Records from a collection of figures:

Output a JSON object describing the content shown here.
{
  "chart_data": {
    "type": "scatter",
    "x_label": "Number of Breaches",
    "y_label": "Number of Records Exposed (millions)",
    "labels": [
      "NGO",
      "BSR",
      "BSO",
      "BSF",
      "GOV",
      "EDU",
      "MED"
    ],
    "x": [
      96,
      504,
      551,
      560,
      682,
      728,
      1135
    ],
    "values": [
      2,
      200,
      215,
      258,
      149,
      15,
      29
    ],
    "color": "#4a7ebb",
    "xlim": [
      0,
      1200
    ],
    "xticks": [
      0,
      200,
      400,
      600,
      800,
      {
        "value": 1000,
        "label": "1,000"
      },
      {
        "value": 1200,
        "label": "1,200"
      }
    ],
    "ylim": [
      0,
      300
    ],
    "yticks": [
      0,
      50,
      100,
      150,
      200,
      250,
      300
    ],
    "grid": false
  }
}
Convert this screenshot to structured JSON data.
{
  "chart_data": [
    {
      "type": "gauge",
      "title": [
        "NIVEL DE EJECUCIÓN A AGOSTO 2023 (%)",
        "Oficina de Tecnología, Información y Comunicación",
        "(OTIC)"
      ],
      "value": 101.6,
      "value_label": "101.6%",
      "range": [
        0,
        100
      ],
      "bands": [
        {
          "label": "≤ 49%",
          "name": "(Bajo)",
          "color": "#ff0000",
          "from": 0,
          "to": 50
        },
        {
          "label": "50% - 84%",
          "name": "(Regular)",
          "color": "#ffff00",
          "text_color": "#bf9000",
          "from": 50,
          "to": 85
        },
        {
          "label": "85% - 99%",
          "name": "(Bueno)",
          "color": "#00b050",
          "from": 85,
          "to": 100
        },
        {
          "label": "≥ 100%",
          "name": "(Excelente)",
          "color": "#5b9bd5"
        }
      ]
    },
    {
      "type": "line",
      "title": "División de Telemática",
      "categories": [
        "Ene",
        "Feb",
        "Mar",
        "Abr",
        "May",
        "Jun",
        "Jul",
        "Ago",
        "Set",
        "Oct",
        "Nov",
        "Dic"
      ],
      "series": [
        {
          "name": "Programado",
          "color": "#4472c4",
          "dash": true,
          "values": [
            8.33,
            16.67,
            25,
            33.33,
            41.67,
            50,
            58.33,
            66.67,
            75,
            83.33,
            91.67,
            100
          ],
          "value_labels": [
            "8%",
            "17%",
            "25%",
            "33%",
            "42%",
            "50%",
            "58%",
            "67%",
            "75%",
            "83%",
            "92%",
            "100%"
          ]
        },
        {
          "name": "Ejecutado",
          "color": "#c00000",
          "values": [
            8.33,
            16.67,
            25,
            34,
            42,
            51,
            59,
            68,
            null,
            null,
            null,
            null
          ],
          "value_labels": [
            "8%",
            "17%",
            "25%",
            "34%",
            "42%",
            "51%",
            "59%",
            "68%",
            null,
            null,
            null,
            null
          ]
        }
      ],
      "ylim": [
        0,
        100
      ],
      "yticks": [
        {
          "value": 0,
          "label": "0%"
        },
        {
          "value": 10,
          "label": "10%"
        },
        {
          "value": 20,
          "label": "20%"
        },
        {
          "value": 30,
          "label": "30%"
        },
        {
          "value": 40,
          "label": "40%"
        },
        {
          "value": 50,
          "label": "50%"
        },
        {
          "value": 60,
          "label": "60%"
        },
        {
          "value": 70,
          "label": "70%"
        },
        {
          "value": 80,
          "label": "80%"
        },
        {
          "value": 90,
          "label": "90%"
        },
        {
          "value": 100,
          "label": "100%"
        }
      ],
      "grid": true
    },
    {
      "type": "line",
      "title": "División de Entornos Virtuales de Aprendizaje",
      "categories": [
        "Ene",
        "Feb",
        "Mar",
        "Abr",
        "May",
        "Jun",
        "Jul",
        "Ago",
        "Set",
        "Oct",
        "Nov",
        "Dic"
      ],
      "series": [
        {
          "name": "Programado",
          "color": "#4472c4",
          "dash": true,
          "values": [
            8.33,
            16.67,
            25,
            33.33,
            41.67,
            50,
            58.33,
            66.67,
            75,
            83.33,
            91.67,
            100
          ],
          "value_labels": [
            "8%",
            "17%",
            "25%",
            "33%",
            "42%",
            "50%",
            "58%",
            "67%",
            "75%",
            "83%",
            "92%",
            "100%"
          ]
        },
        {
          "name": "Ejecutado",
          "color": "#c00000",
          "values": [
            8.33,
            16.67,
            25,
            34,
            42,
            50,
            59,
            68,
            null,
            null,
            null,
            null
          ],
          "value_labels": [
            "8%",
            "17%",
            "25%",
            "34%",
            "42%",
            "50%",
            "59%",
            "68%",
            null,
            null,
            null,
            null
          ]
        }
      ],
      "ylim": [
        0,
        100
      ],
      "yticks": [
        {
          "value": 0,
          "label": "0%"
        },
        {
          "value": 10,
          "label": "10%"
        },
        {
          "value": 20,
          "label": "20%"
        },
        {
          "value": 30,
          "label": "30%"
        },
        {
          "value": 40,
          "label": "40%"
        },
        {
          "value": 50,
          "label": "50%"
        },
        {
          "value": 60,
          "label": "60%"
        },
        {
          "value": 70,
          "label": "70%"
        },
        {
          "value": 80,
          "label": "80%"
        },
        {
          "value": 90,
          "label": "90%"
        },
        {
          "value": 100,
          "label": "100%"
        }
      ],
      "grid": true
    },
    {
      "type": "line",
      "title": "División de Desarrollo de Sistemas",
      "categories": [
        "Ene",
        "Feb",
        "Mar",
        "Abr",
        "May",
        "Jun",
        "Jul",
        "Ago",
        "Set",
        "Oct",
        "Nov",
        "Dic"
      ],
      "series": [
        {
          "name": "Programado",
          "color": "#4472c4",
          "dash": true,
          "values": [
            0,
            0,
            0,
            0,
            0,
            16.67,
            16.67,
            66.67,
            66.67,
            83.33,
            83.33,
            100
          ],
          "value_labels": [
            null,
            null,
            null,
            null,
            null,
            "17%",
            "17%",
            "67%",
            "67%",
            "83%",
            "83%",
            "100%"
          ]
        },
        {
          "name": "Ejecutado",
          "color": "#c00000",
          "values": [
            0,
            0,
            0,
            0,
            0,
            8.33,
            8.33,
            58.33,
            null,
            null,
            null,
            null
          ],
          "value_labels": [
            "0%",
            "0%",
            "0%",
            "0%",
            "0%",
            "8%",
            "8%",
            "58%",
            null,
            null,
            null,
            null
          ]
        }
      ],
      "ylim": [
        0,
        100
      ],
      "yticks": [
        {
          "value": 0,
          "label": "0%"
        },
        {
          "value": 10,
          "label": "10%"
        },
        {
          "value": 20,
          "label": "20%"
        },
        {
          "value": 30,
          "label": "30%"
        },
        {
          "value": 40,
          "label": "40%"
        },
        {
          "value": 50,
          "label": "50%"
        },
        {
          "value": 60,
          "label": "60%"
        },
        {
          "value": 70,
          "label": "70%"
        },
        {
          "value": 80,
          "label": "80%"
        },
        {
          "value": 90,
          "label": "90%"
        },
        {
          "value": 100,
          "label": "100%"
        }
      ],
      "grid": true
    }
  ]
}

▶ [Problem statement]:
Reproduce all of the entries word for word.

▶ [The response]:
Output a JSON object describing the content shown here.
{
  "chart_data": {
    "type": "scatter",
    "x_label": "Number of Breaches",
    "y_label": "Number of Records Exposed (millions)",
    "labels": [
      "NGO",
      "BSR",
      "BSO",
      "BSF",
      "GOV",
      "EDU",
      "MED"
    ],
    "x": [
      96,
      504,
      551,
      560,
      682,
      728,
      1135
    ],
    "values": [
      2,
      200,
      215,
      258,
      149,
      15,
      29
    ],
    "color": "#4a7ebb",
    "xlim": [
      0,
      1200
    ],
    "xticks": [
      0,
      200,
      400,
      600,
      800,
      {
        "value": 1000,
        "label": "1,000"
      },
      {
        "value": 1200,
        "label": "1,200"
      }
    ],
    "ylim": [
      0,
      300
    ],
    "yticks": [
      0,
      50,
      100,
      150,
      200,
      250,
      300
    ],
    "grid": false
  }
}
Convert this screenshot to structured JSON data.
{
  "chart_data": [
    {
      "type": "gauge",
      "title": [
        "NIVEL DE EJECUCIÓN A AGOSTO 2023 (%)",
        "Oficina de Tecnología, Información y Comunicación",
        "(OTIC)"
      ],
      "value": 101.6,
      "value_label": "101.6%",
      "range": [
        0,
        100
      ],
      "bands": [
        {
          "label": "≤ 49%",
          "name": "(Bajo)",
          "color": "#ff0000",
          "from": 0,
          "to": 50
        },
        {
          "label": "50% - 84%",
          "name": "(Regular)",
          "color": "#ffff00",
          "text_color": "#bf9000",
          "from": 50,
          "to": 85
        },
        {
          "label": "85% - 99%",
          "name": "(Bueno)",
          "color": "#00b050",
          "from": 85,
          "to": 100
        },
        {
          "label": "≥ 100%",
          "name": "(Excelente)",
          "color": "#5b9bd5"
        }
      ]
    },
    {
      "type": "line",
      "title": "División de Telemática",
      "categories": [
        "Ene",
        "Feb",
        "Mar",
        "Abr",
        "May",
        "Jun",
        "Jul",
        "Ago",
        "Set",
        "Oct",
        "Nov",
        "Dic"
      ],
      "series": [
        {
          "name": "Programado",
          "color": "#4472c4",
          "dash": true,
          "values": [
            8.33,
            16.67,
            25,
            33.33,
            41.67,
            50,
            58.33,
            66.67,
            75,
            83.33,
            91.67,
            100
          ],
          "value_labels": [
            "8%",
            "17%",
            "25%",
            "33%",
            "42%",
            "50%",
            "58%",
            "67%",
            "75%",
            "83%",
            "92%",
            "100%"
          ]
        },
        {
          "name": "Ejecutado",
          "color": "#c00000",
          "values": [
            8.33,
            16.67,
            25,
            34,
            42,
            51,
            59,
            68,
            null,
            null,
            null,
            null
          ],
          "value_labels": [
            "8%",
            "17%",
            "25%",
            "34%",
            "42%",
            "51%",
            "59%",
            "68%",
            null,
            null,
            null,
            null
          ]
        }
      ],
      "ylim": [
        0,
        100
      ],
      "yticks": [
        {
          "value": 0,
          "label": "0%"
        },
        {
          "value": 10,
          "label": "10%"
        },
        {
          "value": 20,
          "label": "20%"
        },
        {
          "value": 30,
          "label": "30%"
        },
        {
          "value": 40,
          "label": "40%"
        },
        {
          "value": 50,
          "label": "50%"
        },
        {
          "value": 60,
          "label": "60%"
        },
        {
          "value": 70,
          "label": "70%"
        },
        {
          "value": 80,
          "label": "80%"
        },
        {
          "value": 90,
          "label": "90%"
        },
        {
          "value": 100,
          "label": "100%"
        }
      ],
      "grid": true
    },
    {
      "type": "line",
      "title": "División de Entornos Virtuales de Aprendizaje",
      "categories": [
        "Ene",
        "Feb",
        "Mar",
        "Abr",
        "May",
        "Jun",
        "Jul",
        "Ago",
        "Set",
        "Oct",
        "Nov",
        "Dic"
      ],
      "series": [
        {
          "name": "Programado",
          "color": "#4472c4",
          "dash": true,
          "values": [
            8.33,
            16.67,
            25,
            33.33,
            41.67,
            50,
            58.33,
            66.67,
            75,
            83.33,
            91.67,
            100
          ],
          "value_labels": [
            "8%",
            "17%",
            "25%",
            "33%",
            "42%",
            "50%",
            "58%",
            "67%",
            "75%",
            "83%",
            "92%",
            "100%"
          ]
        },
        {
          "name": "Ejecutado",
          "color": "#c00000",
          "values": [
            8.33,
            16.67,
            25,
            34,
            42,
            50,
            59,
            68,
            null,
            null,
            null,
            null
          ],
          "value_labels": [
            "8%",
            "17%",
            "25%",
            "34%",
            "42%",
            "50%",
            "59%",
            "68%",
            null,
            null,
            null,
            null
          ]
        }
      ],
      "ylim": [
        0,
        100
      ],
      "yticks": [
        {
          "value": 0,
          "label": "0%"
        },
        {
          "value": 10,
          "label": "10%"
        },
        {
          "value": 20,
          "label": "20%"
        },
        {
          "value": 30,
          "label": "30%"
        },
        {
          "value": 40,
          "label": "40%"
        },
        {
          "value": 50,
          "label": "50%"
        },
        {
          "value": 60,
          "label": "60%"
        },
        {
          "value": 70,
          "label": "70%"
        },
        {
          "value": 80,
          "label": "80%"
        },
        {
          "value": 90,
          "label": "90%"
        },
        {
          "value": 100,
          "label": "100%"
        }
      ],
      "grid": true
    },
    {
      "type": "line",
      "title": "División de Desarrollo de Sistemas",
      "categories": [
        "Ene",
        "Feb",
        "Mar",
        "Abr",
        "May",
        "Jun",
        "Jul",
        "Ago",
        "Set",
        "Oct",
        "Nov",
        "Dic"
      ],
      "series": [
        {
          "name": "Programado",
          "color": "#4472c4",
          "dash": true,
          "values": [
            0,
            0,
            0,
            0,
            0,
            16.67,
            16.67,
            66.67,
            66.67,
            83.33,
            83.33,
            100
          ],
          "value_labels": [
            null,
            null,
            null,
            null,
            null,
            "17%",
            "17%",
            "67%",
            "67%",
            "83%",
            "83%",
            "100%"
          ]
        },
        {
          "name": "Ejecutado",
          "color": "#c00000",
          "values": [
            0,
            0,
            0,
            0,
            0,
            8.33,
            8.33,
            58.33,
            null,
            null,
            null,
            null
          ],
          "value_labels": [
            "0%",
            "0%",
            "0%",
            "0%",
            "0%",
            "8%",
            "8%",
            "58%",
            null,
            null,
            null,
            null
          ]
        }
      ],
      "ylim": [
        0,
        100
      ],
      "yticks": [
        {
          "value": 0,
          "label": "0%"
        },
        {
          "value": 10,
          "label": "10%"
        },
        {
          "value": 20,
          "label": "20%"
        },
        {
          "value": 30,
          "label": "30%"
        },
        {
          "value": 40,
          "label": "40%"
        },
        {
          "value": 50,
          "label": "50%"
        },
        {
          "value": 60,
          "label": "60%"
        },
        {
          "value": 70,
          "label": "70%"
        },
        {
          "value": 80,
          "label": "80%"
        },
        {
          "value": 90,
          "label": "90%"
        },
        {
          "value": 100,
          "label": "100%"
        }
      ],
      "grid": true
    }
  ]
}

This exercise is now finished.